■ Problem details
Below are the entries; state how many of their lines contain the string "ـفـا", and nothing more.

■ Material for the task
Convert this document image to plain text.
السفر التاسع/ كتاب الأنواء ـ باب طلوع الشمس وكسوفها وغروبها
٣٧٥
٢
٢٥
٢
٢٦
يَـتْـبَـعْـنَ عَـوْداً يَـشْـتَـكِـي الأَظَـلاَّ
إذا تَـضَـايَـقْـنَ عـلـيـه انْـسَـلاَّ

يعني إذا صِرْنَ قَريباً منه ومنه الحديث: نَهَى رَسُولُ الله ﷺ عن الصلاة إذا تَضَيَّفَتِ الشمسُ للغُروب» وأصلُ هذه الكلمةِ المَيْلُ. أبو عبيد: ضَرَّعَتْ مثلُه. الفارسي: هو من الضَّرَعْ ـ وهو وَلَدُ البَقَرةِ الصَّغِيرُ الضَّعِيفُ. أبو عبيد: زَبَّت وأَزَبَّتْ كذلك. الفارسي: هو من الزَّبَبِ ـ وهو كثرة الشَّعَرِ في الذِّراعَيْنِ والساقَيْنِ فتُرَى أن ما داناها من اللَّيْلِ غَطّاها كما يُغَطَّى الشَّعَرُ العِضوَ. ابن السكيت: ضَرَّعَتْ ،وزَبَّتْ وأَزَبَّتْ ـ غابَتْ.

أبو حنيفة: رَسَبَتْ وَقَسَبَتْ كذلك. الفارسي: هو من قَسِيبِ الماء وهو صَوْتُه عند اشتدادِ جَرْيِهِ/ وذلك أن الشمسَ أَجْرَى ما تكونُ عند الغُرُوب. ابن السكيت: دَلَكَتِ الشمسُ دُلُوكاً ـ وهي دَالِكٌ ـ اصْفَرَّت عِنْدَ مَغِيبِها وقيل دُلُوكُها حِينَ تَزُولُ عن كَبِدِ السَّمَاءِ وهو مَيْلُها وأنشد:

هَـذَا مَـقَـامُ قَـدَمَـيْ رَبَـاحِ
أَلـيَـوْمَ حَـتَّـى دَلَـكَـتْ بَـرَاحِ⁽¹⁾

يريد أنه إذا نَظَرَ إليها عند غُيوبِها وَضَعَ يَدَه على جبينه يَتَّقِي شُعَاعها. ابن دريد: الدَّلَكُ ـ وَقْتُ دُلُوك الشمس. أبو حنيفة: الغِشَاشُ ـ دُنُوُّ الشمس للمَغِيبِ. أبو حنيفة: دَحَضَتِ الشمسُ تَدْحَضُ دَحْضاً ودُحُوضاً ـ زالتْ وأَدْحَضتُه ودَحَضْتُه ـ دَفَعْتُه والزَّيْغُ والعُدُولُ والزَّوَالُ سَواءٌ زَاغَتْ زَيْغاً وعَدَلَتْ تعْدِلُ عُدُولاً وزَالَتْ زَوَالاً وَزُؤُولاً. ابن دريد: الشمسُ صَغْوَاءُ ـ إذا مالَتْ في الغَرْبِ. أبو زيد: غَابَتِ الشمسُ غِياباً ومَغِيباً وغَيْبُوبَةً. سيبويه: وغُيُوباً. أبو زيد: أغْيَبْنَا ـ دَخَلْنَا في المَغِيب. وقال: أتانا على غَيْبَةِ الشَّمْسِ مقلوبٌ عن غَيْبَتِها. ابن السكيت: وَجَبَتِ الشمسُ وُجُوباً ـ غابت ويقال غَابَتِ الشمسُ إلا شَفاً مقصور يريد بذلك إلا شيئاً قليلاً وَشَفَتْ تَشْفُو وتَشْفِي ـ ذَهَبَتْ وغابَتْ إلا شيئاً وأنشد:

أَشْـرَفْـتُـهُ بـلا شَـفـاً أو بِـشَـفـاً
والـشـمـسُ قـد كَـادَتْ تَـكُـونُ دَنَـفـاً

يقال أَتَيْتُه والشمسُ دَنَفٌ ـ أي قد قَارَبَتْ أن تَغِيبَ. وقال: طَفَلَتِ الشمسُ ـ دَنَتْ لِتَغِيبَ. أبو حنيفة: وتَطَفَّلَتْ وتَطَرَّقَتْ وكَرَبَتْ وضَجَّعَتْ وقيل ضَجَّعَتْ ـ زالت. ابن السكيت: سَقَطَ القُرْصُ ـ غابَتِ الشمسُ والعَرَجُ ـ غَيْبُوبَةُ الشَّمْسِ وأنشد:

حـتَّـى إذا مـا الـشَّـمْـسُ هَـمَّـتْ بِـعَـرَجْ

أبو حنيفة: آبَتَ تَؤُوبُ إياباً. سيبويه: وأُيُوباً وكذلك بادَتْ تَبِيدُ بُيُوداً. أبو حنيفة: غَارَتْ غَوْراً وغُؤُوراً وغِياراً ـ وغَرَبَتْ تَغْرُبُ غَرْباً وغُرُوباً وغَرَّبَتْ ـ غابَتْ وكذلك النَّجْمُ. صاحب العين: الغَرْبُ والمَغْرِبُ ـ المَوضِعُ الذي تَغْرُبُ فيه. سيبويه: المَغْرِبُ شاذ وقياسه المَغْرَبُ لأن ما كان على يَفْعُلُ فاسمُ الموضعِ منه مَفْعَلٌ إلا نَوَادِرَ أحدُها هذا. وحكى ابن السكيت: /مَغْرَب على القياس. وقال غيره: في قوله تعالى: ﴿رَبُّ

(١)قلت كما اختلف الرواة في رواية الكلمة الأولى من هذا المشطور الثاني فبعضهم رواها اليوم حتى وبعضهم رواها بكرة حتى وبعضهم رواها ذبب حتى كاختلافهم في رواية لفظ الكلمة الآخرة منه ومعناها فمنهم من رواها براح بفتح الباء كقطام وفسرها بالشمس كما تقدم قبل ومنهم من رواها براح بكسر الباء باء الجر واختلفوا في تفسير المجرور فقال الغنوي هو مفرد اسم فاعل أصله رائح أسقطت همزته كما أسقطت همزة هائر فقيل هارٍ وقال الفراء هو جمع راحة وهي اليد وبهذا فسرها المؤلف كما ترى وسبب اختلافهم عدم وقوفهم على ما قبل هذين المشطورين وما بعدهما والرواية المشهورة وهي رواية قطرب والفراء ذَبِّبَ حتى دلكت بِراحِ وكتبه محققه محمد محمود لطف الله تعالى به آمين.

■ Result for this exercise
2